To be done: Do not include the pictures; repeat the rest of the data exactly.

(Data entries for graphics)
[Begin]

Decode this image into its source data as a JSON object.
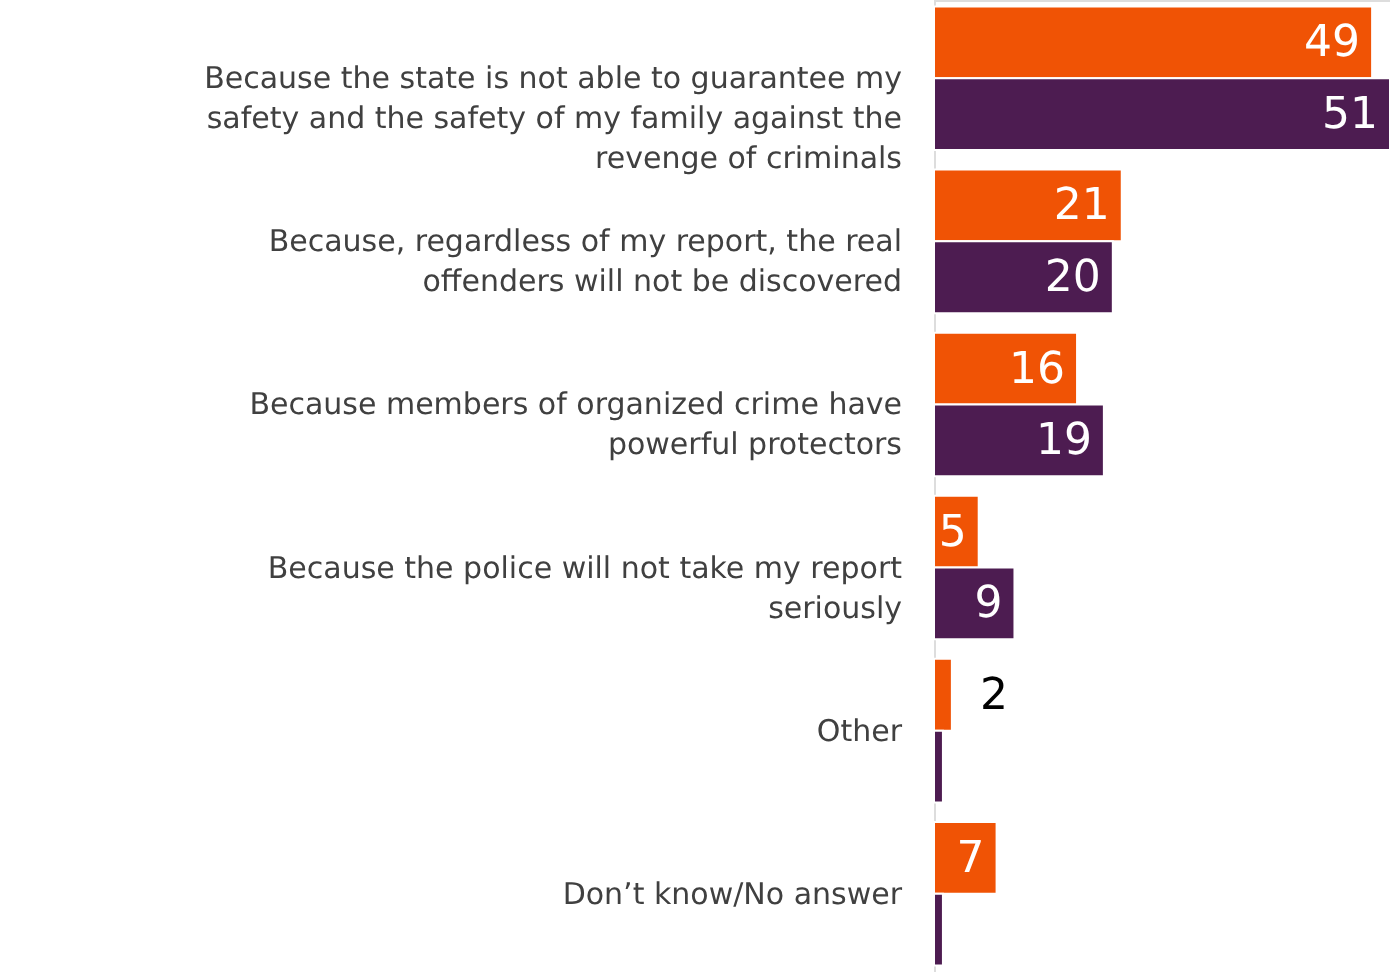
{
  "chart_data": {
    "type": "bar",
    "orientation": "horizontal",
    "categories": [
      "Because the state is not able to guarantee my safety and the safety of my family against the revenge of criminals",
      "Because, regardless of my report, the real offenders will not be discovered",
      "Because members of organized crime have powerful protectors",
      "Because the police will not take my report seriously",
      "Other",
      "Don’t know/No answer"
    ],
    "series": [
      {
        "color": "#f05305",
        "values": [
          49,
          21,
          16,
          5,
          2,
          7
        ],
        "value_labels": [
          "49",
          "21",
          "16",
          "5",
          "2",
          "7"
        ]
      },
      {
        "color": "#4d1c51",
        "values": [
          51,
          20,
          19,
          9,
          1,
          1
        ],
        "value_labels": [
          "51",
          "20",
          "19",
          "9",
          null,
          null
        ]
      }
    ]
  }
}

[End]

Result of this exercise:
Decode this image into its source data as a JSON object.
{
  "chart_data": {
    "type": "bar",
    "orientation": "horizontal",
    "categories": [
      "Because the state is not able to guarantee my safety and the safety of my family against the revenge of criminals",
      "Because, regardless of my report, the real offenders will not be discovered",
      "Because members of organized crime have powerful protectors",
      "Because the police will not take my report seriously",
      "Other",
      "Don’t know/No answer"
    ],
    "series": [
      {
        "color": "#f05305",
        "values": [
          49,
          21,
          16,
          5,
          2,
          7
        ],
        "value_labels": [
          "49",
          "21",
          "16",
          "5",
          "2",
          "7"
        ]
      },
      {
        "color": "#4d1c51",
        "values": [
          51,
          20,
          19,
          9,
          1,
          1
        ],
        "value_labels": [
          "51",
          "20",
          "19",
          "9",
          null,
          null
        ]
      }
    ]
  }
}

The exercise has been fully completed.